- Brief: Work out the number of lines containing "назначении". Give that number alone.

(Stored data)
-- -- --
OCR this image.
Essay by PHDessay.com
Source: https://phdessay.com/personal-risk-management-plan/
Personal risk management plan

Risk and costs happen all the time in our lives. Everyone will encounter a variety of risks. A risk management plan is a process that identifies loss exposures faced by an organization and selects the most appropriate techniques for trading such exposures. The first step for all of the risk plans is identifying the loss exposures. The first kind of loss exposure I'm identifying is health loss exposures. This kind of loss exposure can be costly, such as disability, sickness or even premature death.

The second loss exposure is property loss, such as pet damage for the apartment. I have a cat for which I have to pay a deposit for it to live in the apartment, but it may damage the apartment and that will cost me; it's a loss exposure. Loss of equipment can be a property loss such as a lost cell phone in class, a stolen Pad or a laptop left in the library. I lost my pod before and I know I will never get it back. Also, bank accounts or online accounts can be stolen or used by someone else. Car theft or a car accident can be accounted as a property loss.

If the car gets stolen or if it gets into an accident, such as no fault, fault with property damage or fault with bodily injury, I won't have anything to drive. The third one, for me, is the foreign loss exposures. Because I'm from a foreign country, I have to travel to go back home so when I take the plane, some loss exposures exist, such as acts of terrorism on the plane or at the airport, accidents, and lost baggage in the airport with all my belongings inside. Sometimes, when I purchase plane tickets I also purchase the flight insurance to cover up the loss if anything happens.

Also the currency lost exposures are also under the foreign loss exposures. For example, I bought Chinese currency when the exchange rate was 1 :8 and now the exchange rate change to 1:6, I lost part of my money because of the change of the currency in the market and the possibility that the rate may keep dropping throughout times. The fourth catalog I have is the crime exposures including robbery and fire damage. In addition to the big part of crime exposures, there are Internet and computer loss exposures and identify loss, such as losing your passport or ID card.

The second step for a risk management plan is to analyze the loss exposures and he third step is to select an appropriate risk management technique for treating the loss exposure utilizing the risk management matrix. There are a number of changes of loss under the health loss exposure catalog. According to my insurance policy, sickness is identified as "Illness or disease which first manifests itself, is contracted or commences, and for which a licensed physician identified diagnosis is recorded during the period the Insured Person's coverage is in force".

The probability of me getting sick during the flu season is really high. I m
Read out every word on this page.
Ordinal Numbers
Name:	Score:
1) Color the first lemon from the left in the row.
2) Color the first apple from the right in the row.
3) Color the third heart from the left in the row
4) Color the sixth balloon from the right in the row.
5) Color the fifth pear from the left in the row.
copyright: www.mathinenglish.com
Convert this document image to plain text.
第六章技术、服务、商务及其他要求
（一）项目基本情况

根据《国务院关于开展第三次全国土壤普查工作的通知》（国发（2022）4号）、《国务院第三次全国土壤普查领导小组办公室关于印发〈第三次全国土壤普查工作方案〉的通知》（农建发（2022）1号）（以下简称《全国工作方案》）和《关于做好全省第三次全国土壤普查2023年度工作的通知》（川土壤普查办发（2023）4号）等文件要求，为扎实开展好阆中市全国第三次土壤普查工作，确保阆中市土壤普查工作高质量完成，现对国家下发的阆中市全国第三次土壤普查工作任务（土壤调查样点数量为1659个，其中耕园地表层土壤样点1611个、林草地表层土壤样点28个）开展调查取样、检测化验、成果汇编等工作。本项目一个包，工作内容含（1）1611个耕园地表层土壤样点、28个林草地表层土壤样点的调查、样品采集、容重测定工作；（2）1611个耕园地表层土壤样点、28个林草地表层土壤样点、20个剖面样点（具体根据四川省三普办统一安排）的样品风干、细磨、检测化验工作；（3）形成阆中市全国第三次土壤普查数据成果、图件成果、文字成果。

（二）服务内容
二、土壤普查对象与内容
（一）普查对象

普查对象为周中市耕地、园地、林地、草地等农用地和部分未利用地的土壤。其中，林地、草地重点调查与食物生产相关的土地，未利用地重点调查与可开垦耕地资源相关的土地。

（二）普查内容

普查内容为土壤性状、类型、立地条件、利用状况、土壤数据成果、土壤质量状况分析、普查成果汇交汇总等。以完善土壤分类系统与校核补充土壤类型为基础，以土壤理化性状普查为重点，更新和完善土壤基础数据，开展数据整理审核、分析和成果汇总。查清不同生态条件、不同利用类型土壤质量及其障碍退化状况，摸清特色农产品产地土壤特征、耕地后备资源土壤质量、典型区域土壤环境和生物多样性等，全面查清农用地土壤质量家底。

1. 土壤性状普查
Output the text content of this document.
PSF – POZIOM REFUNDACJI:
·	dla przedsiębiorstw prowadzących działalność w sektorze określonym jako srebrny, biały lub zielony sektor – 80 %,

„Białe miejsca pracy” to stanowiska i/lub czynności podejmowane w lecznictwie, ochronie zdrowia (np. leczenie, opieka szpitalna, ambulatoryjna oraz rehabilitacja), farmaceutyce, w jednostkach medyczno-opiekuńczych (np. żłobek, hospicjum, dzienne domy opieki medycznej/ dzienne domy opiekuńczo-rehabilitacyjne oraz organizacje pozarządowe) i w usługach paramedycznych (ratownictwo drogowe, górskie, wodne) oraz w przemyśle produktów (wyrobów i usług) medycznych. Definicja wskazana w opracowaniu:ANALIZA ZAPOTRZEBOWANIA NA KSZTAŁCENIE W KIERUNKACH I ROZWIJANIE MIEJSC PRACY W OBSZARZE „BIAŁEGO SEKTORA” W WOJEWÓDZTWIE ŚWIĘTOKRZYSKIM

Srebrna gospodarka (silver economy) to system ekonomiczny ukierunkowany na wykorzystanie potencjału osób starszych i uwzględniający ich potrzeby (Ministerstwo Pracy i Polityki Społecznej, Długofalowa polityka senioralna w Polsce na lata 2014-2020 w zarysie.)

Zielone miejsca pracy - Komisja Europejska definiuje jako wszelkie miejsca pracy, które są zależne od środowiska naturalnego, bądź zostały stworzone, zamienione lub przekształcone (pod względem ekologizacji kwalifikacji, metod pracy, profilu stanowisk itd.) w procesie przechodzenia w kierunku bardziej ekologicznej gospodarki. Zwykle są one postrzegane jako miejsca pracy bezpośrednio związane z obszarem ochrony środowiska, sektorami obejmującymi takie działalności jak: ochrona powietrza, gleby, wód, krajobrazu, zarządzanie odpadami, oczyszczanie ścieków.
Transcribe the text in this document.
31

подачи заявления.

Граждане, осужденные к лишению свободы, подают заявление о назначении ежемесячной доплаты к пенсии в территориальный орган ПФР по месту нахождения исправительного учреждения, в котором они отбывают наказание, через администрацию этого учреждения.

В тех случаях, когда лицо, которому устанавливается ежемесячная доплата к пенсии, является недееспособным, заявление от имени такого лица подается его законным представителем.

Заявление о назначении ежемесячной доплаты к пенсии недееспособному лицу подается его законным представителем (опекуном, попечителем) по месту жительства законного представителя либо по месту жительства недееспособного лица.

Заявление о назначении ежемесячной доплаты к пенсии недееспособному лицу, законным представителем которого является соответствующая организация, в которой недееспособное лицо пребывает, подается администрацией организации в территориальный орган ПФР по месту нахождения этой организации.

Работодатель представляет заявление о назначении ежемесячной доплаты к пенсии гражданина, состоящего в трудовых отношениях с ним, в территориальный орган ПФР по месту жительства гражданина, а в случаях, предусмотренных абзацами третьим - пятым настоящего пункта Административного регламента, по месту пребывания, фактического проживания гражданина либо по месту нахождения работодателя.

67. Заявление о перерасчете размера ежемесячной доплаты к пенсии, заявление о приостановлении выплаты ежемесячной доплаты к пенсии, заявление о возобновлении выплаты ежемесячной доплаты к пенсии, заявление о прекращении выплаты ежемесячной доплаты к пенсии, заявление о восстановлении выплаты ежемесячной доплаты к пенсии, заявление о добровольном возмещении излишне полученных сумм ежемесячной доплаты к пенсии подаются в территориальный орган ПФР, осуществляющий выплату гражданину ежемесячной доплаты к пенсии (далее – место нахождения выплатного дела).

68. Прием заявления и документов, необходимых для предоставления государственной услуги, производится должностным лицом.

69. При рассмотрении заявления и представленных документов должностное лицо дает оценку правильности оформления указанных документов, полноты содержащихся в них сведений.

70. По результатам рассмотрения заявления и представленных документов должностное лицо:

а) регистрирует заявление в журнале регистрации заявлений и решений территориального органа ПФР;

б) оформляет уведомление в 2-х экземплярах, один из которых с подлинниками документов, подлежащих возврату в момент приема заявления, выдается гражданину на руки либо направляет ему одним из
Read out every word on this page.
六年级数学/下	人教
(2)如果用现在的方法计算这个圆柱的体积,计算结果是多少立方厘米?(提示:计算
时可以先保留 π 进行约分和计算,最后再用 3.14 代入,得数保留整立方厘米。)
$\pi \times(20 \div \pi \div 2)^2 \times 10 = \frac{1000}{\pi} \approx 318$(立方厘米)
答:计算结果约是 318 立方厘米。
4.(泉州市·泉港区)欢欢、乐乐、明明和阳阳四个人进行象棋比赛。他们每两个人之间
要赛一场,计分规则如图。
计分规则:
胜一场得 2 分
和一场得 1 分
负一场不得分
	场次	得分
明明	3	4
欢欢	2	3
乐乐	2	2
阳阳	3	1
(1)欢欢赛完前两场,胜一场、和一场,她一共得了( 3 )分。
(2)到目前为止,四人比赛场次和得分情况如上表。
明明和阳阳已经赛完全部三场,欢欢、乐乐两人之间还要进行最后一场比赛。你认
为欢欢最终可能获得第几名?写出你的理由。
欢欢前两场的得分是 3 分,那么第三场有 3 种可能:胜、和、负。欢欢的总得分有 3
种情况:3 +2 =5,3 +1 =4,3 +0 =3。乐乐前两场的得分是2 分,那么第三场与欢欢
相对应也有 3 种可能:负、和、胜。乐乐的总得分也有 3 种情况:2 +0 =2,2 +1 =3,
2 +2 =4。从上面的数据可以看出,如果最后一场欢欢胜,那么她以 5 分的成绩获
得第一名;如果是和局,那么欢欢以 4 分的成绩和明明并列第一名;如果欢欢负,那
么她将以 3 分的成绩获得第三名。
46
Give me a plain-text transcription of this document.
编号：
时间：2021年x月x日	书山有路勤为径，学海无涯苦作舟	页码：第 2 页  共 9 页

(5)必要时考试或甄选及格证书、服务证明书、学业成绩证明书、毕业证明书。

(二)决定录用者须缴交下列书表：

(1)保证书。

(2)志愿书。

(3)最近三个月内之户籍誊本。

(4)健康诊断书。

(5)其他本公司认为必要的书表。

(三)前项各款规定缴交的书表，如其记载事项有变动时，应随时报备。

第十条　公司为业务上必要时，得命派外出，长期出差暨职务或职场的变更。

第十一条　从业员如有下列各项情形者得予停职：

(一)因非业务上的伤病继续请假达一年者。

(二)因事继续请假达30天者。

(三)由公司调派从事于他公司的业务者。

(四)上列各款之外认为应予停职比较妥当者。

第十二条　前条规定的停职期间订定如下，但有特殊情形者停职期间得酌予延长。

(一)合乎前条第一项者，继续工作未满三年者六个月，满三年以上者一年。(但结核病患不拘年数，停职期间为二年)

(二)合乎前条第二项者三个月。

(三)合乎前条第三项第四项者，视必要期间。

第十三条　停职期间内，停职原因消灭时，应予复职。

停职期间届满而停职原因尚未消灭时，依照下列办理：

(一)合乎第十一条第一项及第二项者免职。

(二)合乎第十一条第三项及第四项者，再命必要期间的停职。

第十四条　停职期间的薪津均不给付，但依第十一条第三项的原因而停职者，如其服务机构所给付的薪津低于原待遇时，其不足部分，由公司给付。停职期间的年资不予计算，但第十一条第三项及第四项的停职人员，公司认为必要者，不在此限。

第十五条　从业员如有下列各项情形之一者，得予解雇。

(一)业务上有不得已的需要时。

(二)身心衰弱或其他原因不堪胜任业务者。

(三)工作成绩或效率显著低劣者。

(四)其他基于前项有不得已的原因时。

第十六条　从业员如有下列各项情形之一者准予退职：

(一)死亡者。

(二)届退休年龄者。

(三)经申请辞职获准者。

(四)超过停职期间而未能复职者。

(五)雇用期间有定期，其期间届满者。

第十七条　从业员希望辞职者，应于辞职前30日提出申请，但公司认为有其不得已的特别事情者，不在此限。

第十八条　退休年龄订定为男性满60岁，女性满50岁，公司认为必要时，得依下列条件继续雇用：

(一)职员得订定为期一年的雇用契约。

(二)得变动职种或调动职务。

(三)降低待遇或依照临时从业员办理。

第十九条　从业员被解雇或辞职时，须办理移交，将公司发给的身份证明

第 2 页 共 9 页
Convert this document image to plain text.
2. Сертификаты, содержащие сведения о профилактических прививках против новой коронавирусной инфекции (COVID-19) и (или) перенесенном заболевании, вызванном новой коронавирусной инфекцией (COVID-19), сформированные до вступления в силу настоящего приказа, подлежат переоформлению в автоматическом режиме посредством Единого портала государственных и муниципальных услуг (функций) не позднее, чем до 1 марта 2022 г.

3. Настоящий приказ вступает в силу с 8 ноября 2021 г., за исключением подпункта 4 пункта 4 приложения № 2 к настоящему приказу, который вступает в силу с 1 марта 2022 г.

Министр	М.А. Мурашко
-- -- --
- The result: 4